Begin Supplied data

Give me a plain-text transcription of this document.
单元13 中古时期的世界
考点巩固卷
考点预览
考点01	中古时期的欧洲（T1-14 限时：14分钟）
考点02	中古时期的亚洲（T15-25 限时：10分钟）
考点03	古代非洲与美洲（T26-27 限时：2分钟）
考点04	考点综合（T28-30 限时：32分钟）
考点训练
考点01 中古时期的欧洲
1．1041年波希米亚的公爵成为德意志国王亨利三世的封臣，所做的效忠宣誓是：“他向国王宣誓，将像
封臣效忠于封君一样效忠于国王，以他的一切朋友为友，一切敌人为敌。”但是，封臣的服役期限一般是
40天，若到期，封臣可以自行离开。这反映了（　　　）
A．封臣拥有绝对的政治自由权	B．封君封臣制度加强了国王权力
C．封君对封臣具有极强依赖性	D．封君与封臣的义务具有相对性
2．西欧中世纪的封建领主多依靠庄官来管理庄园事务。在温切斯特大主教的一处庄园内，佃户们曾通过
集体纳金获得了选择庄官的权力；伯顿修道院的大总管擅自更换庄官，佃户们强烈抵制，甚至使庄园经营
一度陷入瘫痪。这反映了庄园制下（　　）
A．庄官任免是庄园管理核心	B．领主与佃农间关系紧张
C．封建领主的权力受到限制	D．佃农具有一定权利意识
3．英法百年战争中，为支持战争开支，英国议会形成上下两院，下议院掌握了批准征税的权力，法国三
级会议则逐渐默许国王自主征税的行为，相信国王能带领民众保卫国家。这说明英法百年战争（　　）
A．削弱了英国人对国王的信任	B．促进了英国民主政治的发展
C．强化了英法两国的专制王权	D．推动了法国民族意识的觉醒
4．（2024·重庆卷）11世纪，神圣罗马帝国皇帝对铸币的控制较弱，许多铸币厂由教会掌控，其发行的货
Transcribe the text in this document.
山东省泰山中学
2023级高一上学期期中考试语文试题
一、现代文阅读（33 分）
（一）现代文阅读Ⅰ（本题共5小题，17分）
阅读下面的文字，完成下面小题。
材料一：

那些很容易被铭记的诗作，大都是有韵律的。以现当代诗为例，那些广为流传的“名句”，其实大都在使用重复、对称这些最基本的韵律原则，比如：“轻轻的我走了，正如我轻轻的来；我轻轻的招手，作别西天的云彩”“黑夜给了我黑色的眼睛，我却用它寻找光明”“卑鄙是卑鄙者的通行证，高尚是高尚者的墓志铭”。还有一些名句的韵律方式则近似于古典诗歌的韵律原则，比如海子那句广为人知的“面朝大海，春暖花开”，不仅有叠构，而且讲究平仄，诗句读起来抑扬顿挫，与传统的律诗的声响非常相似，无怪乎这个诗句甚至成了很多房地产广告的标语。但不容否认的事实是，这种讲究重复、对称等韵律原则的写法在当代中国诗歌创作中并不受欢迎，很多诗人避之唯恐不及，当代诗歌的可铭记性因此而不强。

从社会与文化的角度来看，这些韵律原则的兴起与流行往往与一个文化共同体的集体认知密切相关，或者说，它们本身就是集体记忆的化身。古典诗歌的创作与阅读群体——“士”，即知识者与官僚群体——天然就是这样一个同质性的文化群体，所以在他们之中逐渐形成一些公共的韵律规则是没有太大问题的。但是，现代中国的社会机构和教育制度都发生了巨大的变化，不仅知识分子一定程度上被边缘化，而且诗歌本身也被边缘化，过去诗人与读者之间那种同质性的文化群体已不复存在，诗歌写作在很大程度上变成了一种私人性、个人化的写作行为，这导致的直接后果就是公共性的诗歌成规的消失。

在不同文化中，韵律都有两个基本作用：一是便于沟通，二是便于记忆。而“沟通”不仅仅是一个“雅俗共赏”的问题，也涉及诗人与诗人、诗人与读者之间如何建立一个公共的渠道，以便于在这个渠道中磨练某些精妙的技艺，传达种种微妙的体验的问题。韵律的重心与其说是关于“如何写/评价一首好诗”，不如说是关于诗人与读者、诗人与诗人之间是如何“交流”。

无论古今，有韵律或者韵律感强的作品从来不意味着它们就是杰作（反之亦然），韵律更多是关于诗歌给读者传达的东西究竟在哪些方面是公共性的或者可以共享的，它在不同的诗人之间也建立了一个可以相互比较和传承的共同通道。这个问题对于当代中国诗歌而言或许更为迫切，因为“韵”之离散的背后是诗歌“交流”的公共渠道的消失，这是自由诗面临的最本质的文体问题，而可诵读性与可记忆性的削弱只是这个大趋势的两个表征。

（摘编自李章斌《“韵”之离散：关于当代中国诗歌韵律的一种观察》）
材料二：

End Supplied data
Begin Supplied data

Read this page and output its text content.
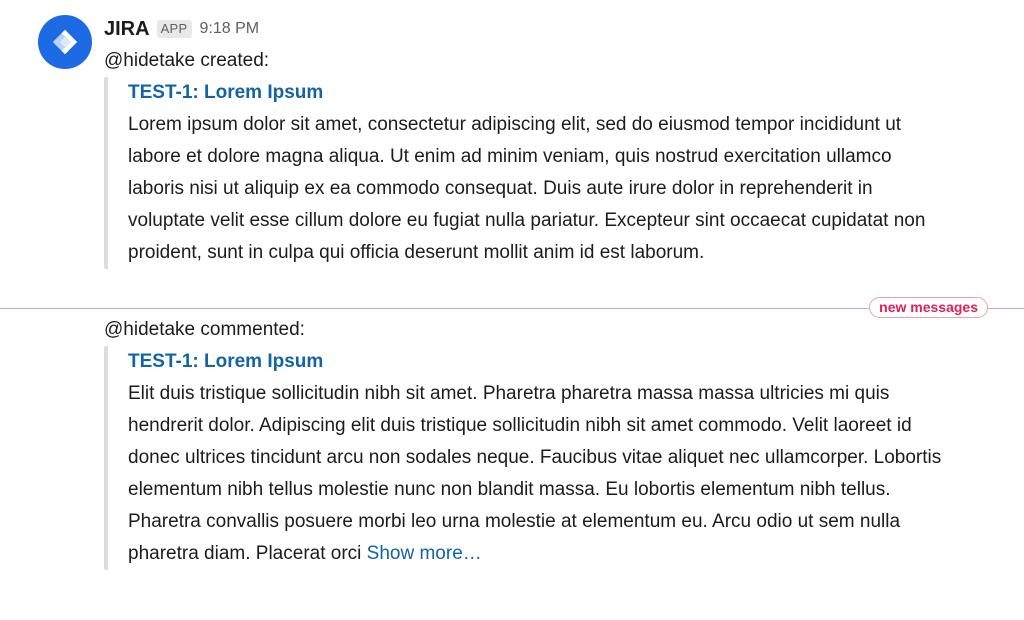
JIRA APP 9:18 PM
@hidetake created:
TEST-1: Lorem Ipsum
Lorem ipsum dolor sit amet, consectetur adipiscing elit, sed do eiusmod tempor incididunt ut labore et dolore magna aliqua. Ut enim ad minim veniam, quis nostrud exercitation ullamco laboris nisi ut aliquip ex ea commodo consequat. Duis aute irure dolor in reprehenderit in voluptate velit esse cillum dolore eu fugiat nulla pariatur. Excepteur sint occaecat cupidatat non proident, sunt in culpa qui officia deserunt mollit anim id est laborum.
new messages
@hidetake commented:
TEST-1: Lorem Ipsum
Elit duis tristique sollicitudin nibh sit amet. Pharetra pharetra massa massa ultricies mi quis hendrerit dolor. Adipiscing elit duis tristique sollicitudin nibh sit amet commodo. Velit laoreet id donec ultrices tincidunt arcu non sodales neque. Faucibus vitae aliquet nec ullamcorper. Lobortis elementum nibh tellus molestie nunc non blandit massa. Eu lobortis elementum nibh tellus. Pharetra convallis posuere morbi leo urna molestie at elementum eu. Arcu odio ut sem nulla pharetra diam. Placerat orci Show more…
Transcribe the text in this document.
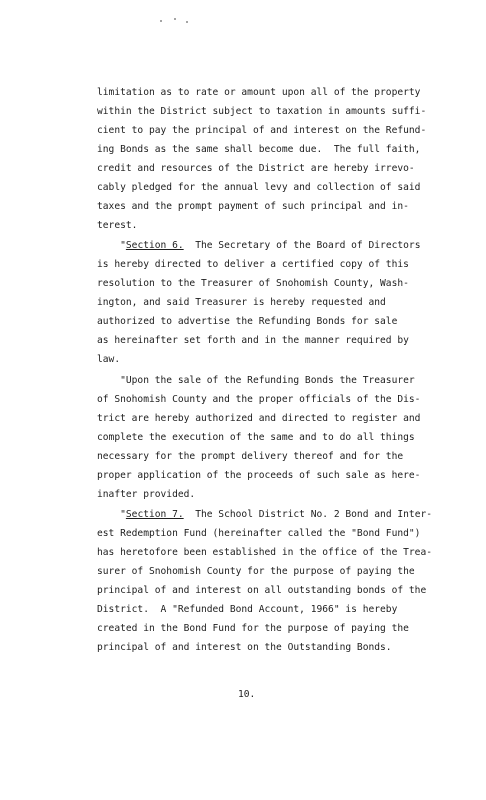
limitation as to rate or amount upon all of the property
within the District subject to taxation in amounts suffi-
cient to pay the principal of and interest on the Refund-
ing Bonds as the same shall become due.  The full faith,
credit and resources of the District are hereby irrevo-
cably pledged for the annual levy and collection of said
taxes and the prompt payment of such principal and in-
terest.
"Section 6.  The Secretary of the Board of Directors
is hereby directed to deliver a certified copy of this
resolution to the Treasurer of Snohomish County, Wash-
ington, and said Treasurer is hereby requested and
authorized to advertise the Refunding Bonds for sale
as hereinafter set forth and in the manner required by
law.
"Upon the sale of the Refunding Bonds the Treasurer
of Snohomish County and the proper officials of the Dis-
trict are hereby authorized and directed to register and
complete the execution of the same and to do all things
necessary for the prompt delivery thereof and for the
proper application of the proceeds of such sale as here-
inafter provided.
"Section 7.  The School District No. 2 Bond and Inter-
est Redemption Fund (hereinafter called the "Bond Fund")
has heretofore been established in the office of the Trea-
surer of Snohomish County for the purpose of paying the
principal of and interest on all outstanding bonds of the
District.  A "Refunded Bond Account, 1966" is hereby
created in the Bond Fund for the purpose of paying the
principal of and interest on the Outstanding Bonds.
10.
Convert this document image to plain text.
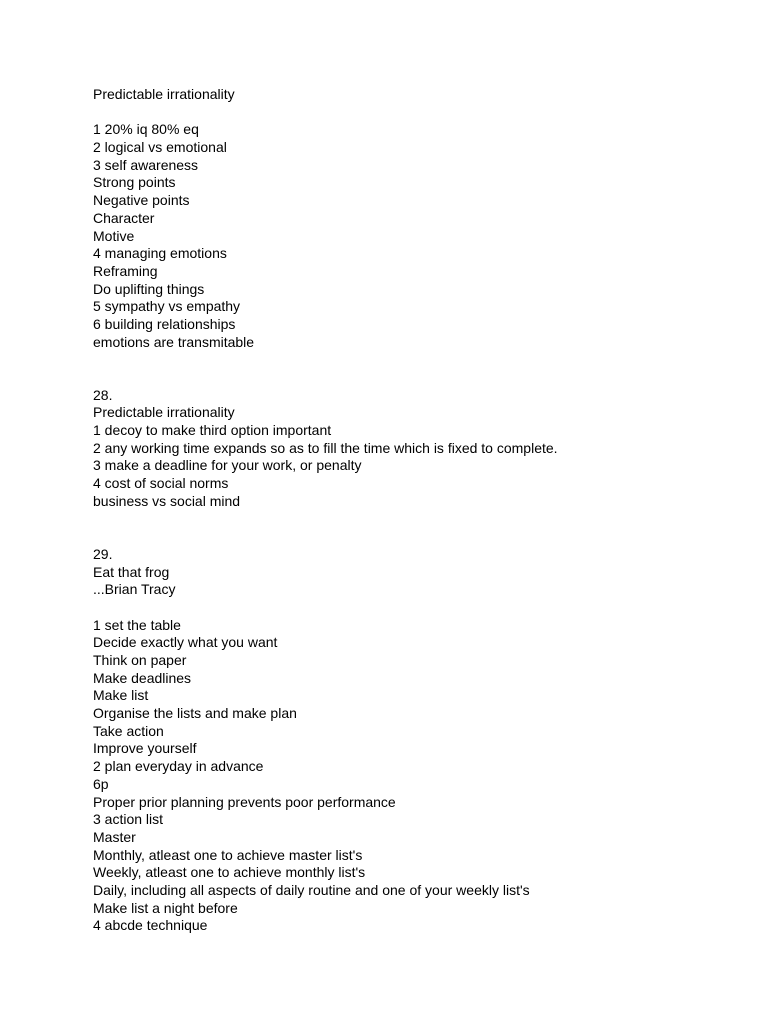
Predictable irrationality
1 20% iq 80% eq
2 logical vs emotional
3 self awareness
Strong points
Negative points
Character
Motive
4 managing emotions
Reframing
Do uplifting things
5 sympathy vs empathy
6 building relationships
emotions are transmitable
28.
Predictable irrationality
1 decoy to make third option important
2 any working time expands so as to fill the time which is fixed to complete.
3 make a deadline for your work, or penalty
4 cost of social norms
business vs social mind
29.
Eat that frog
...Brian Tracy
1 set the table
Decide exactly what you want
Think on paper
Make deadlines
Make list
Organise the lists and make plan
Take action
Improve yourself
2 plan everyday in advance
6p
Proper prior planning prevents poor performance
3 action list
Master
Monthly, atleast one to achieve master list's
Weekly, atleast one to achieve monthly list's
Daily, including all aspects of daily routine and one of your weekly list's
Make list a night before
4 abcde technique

End Supplied data
Begin Supplied data

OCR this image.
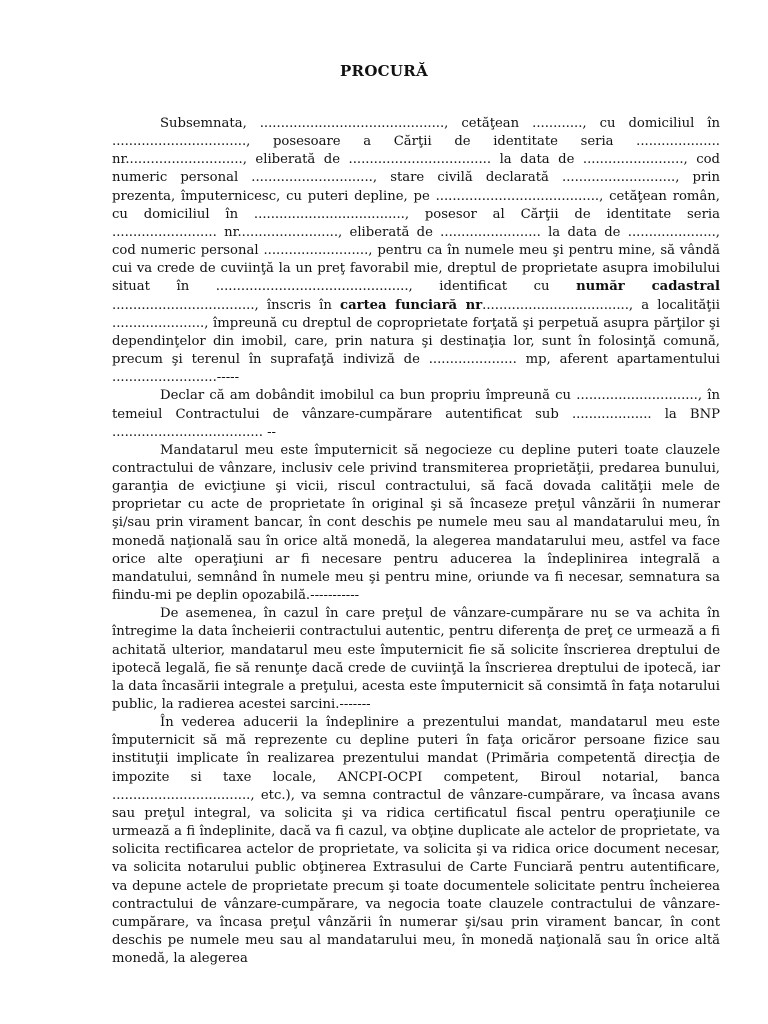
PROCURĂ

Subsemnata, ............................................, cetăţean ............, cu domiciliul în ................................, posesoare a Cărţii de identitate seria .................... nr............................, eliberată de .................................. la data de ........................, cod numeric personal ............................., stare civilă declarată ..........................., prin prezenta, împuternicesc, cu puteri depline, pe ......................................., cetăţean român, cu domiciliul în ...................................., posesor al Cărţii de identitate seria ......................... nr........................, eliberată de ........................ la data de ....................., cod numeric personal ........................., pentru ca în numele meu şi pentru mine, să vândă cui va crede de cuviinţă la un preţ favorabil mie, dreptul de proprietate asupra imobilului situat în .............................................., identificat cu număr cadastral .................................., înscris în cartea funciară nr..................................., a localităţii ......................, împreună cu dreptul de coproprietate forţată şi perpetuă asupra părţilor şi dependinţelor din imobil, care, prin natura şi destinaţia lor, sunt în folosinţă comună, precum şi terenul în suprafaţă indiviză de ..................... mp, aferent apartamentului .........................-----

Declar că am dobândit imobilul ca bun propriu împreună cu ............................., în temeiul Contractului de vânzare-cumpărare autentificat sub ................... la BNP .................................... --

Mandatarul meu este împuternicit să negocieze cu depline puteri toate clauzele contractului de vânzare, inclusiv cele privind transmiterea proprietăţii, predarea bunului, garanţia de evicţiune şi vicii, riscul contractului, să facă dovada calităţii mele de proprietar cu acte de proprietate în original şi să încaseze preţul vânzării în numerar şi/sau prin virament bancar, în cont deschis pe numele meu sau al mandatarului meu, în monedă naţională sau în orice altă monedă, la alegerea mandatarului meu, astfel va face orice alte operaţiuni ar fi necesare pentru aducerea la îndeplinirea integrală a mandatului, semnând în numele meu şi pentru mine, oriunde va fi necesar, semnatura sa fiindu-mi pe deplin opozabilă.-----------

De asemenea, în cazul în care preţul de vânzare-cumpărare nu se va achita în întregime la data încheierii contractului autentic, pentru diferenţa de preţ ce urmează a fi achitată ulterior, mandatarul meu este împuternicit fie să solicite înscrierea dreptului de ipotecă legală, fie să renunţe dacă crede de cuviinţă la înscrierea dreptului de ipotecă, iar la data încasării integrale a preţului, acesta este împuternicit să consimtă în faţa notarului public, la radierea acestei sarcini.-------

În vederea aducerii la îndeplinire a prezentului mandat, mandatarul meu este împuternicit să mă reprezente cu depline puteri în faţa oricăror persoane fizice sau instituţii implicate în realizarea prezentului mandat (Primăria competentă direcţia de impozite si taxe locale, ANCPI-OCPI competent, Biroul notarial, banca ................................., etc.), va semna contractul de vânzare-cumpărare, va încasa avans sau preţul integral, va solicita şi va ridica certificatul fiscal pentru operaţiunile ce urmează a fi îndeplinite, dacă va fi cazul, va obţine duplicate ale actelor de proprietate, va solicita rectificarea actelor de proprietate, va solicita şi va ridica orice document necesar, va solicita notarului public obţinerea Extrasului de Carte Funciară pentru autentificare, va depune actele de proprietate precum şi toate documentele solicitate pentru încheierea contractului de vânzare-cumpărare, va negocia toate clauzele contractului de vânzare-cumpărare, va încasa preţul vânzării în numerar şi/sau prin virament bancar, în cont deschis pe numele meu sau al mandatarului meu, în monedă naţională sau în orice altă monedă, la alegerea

End Supplied data

● **Exercise task**: Check each line of the records above for "paying", and copy those that have it.

● **Task response**:
surer of Snohomish County for the purpose of paying the
created in the Bond Fund for the purpose of paying the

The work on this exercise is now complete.